▶ **DATASET EXCERPTS**
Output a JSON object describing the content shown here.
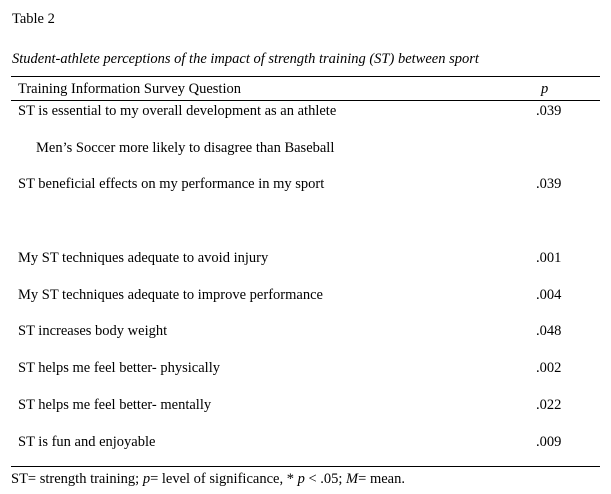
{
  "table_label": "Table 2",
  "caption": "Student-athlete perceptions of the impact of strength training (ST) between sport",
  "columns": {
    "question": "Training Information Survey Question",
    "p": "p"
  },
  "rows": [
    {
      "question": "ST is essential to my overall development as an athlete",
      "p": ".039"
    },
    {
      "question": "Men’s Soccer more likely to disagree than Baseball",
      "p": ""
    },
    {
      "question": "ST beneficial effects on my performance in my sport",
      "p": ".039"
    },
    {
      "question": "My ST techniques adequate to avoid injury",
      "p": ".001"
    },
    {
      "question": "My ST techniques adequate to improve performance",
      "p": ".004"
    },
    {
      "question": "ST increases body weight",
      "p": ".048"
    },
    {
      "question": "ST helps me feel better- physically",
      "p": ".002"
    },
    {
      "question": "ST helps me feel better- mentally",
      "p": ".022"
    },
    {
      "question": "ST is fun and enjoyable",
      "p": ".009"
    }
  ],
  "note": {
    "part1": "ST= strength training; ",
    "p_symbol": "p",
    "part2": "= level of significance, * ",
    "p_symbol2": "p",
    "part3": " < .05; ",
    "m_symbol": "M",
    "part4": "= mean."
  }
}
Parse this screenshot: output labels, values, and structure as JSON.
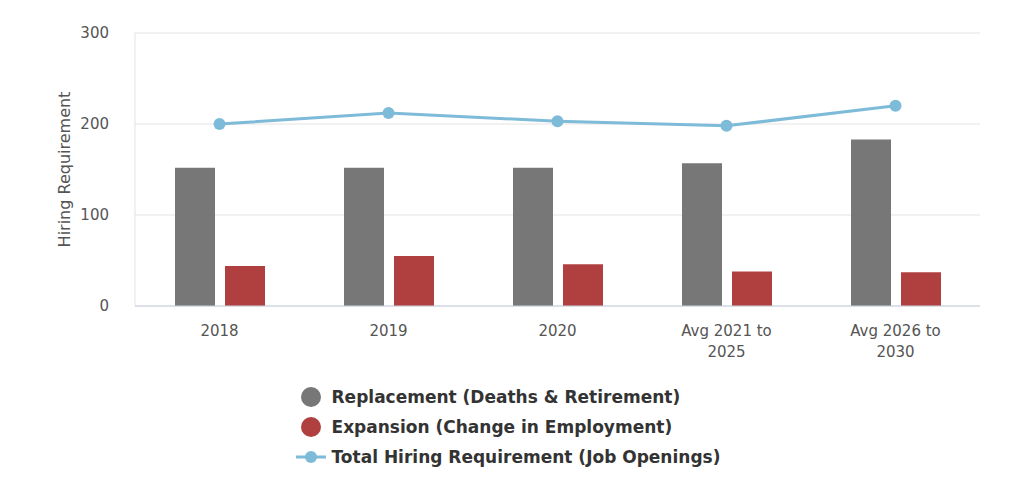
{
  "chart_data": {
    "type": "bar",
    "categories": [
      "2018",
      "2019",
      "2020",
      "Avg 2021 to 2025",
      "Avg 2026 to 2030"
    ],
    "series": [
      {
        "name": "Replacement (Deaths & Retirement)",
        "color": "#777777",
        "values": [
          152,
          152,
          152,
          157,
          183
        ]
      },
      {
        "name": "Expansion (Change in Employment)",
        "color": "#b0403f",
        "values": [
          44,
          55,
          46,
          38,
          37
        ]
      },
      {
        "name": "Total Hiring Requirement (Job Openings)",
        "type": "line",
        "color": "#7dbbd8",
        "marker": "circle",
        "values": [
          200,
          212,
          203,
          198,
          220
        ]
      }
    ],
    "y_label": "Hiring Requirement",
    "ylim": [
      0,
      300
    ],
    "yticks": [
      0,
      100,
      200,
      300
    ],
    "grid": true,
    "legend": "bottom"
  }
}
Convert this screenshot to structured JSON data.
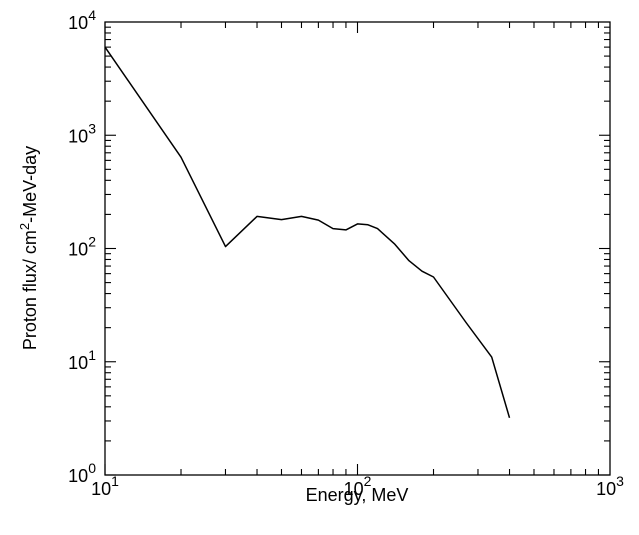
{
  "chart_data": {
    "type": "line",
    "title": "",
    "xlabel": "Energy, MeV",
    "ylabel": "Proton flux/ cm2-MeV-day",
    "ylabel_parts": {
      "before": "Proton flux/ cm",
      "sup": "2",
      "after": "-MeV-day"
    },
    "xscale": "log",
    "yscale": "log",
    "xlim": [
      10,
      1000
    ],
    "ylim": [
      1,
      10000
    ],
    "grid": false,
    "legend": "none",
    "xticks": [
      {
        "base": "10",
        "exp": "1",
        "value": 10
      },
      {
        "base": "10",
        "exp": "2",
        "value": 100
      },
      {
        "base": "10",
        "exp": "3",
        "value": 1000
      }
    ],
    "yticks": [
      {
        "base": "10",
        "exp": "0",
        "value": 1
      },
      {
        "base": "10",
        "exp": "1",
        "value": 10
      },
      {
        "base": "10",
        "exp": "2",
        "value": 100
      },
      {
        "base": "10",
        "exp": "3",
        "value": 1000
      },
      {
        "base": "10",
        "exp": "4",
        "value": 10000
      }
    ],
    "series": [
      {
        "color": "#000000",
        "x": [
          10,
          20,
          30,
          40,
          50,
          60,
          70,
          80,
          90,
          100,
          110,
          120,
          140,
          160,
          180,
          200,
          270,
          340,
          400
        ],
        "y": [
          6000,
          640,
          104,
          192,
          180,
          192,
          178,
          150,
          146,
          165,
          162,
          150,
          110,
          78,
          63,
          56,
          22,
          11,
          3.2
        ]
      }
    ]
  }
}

* * *

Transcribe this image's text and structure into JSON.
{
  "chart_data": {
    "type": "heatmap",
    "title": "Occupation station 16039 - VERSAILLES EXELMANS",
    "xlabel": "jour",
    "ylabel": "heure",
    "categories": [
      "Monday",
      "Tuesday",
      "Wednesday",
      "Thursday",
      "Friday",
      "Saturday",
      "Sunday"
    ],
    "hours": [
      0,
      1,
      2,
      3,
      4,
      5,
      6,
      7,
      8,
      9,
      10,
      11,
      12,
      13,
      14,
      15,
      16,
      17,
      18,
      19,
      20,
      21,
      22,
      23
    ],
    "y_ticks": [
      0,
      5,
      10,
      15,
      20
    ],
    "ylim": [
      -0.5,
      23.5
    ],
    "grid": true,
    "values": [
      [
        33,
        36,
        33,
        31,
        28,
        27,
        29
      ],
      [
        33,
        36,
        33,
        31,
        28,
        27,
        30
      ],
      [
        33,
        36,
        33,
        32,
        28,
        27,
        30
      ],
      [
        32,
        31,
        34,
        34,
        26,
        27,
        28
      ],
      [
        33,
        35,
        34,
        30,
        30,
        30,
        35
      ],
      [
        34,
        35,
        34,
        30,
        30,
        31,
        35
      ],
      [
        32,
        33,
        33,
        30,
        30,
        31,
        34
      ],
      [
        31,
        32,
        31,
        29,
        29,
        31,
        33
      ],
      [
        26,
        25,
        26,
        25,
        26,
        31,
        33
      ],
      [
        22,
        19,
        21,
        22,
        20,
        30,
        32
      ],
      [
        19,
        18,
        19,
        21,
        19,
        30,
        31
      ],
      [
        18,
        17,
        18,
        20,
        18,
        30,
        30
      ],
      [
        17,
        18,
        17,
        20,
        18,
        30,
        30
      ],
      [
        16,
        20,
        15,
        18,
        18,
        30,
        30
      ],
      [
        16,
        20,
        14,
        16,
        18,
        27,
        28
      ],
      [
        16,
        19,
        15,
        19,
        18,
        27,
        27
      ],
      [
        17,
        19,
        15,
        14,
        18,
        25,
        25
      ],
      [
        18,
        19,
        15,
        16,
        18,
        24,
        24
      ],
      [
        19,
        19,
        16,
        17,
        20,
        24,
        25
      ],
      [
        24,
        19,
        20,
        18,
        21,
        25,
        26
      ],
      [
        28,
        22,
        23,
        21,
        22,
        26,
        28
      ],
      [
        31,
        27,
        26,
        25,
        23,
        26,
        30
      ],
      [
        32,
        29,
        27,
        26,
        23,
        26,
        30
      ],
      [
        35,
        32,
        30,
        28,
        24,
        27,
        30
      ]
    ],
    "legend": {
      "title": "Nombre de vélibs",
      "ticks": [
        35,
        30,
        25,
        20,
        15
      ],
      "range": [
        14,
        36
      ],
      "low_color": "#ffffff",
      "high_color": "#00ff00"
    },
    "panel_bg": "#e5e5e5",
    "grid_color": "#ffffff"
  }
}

▶ **WRITTEN PROBLEM**
Copy in full each line that holds the word "Hiring".

▶ **ANSWER TO THE EXERCISE**
        "name": "Total Hiring Requirement (Job Openings)",
    "y_label": "Hiring Requirement",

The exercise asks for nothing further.